## WHAT NEEDS TO BE DONE
Reproduce every row below, substituting "Staff cabin" for "Crew cabin" wherever it occurs and altering nothing else. Leave the pictures out of the answer.

Item position entries

— START —

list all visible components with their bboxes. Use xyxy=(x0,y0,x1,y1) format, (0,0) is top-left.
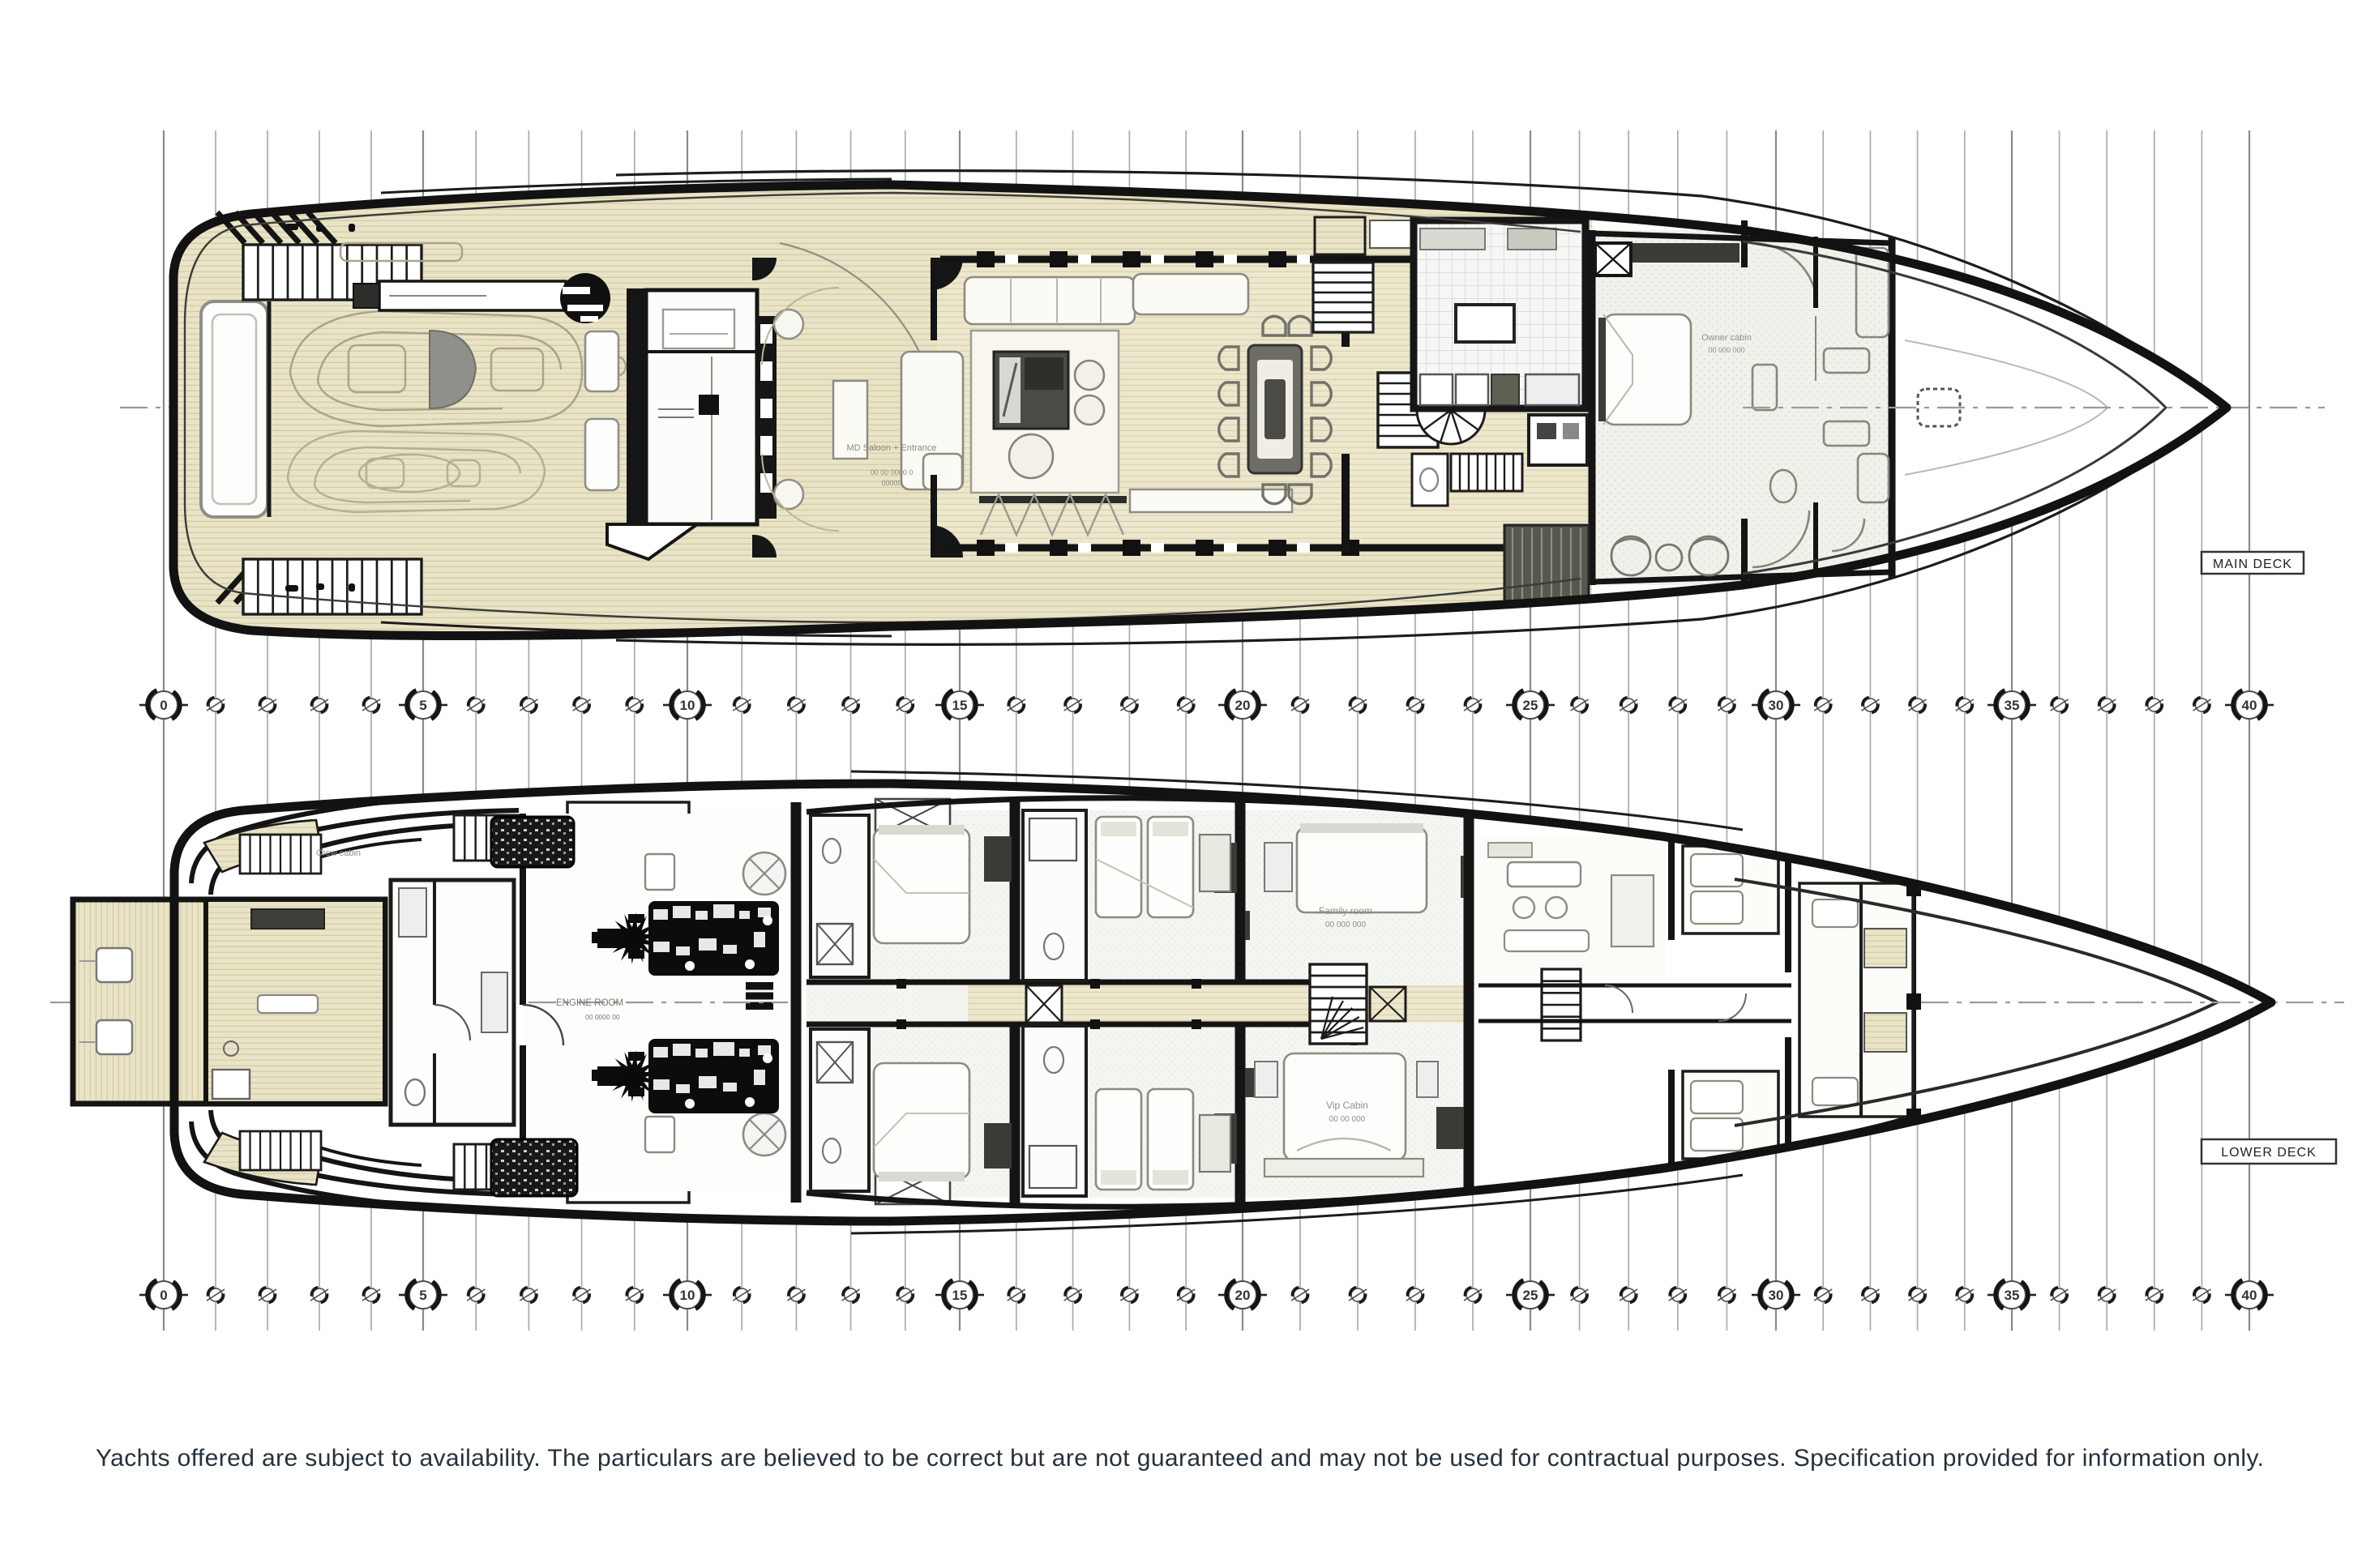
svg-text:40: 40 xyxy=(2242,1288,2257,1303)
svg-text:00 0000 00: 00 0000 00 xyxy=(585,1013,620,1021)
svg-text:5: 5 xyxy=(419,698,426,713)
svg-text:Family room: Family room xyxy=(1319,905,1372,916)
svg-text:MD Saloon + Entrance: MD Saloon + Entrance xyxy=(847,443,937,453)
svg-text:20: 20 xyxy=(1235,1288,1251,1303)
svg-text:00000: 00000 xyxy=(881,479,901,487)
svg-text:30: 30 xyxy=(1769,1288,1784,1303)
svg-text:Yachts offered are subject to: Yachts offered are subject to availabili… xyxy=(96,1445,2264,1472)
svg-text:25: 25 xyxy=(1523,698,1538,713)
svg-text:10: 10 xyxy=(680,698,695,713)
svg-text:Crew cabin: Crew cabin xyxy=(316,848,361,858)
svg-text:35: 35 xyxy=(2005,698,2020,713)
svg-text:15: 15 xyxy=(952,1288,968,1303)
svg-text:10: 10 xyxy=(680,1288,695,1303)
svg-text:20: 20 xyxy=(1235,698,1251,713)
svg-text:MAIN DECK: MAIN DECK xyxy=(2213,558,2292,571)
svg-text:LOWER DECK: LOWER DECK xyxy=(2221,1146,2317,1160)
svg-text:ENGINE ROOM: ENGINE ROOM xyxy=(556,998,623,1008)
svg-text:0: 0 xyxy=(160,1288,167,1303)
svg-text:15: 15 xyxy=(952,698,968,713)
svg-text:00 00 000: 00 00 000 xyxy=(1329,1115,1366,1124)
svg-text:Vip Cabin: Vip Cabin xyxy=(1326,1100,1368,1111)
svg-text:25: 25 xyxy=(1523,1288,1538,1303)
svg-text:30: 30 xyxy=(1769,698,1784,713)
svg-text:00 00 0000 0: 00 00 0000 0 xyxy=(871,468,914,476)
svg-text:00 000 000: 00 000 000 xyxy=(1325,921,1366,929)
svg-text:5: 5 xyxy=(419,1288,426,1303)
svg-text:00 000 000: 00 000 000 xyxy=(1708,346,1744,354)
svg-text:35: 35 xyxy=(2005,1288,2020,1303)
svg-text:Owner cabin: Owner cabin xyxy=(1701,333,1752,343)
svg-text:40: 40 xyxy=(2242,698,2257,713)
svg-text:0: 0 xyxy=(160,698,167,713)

— END —

## IN RESPONSE
list all visible components with their bboxes. Use xyxy=(x0,y0,x1,y1) format, (0,0) is top-left.
svg-text:40: 40 xyxy=(2242,1288,2257,1303)
svg-text:00 0000 00: 00 0000 00 xyxy=(585,1013,620,1021)
svg-text:5: 5 xyxy=(419,698,426,713)
svg-text:Family room: Family room xyxy=(1319,905,1372,916)
svg-text:MD Saloon + Entrance: MD Saloon + Entrance xyxy=(847,443,937,453)
svg-text:20: 20 xyxy=(1235,1288,1251,1303)
svg-text:00000: 00000 xyxy=(881,479,901,487)
svg-text:30: 30 xyxy=(1769,1288,1784,1303)
svg-text:Yachts offered are subject to: Yachts offered are subject to availabili… xyxy=(96,1445,2264,1472)
svg-text:25: 25 xyxy=(1523,698,1538,713)
svg-text:10: 10 xyxy=(680,698,695,713)
svg-text:Staff cabin: Staff cabin xyxy=(316,848,361,858)
svg-text:35: 35 xyxy=(2005,698,2020,713)
svg-text:15: 15 xyxy=(952,1288,968,1303)
svg-text:10: 10 xyxy=(680,1288,695,1303)
svg-text:20: 20 xyxy=(1235,698,1251,713)
svg-text:MAIN DECK: MAIN DECK xyxy=(2213,558,2292,571)
svg-text:LOWER DECK: LOWER DECK xyxy=(2221,1146,2317,1160)
svg-text:ENGINE ROOM: ENGINE ROOM xyxy=(556,998,623,1008)
svg-text:0: 0 xyxy=(160,1288,167,1303)
svg-text:15: 15 xyxy=(952,698,968,713)
svg-text:00 00 000: 00 00 000 xyxy=(1329,1115,1366,1124)
svg-text:Vip Cabin: Vip Cabin xyxy=(1326,1100,1368,1111)
svg-text:25: 25 xyxy=(1523,1288,1538,1303)
svg-text:30: 30 xyxy=(1769,698,1784,713)
svg-text:00 00 0000 0: 00 00 0000 0 xyxy=(871,468,914,476)
svg-text:00 000 000: 00 000 000 xyxy=(1325,921,1366,929)
svg-text:5: 5 xyxy=(419,1288,426,1303)
svg-text:00 000 000: 00 000 000 xyxy=(1708,346,1744,354)
svg-text:35: 35 xyxy=(2005,1288,2020,1303)
svg-text:Owner cabin: Owner cabin xyxy=(1701,333,1752,343)
svg-text:40: 40 xyxy=(2242,698,2257,713)
svg-text:0: 0 xyxy=(160,698,167,713)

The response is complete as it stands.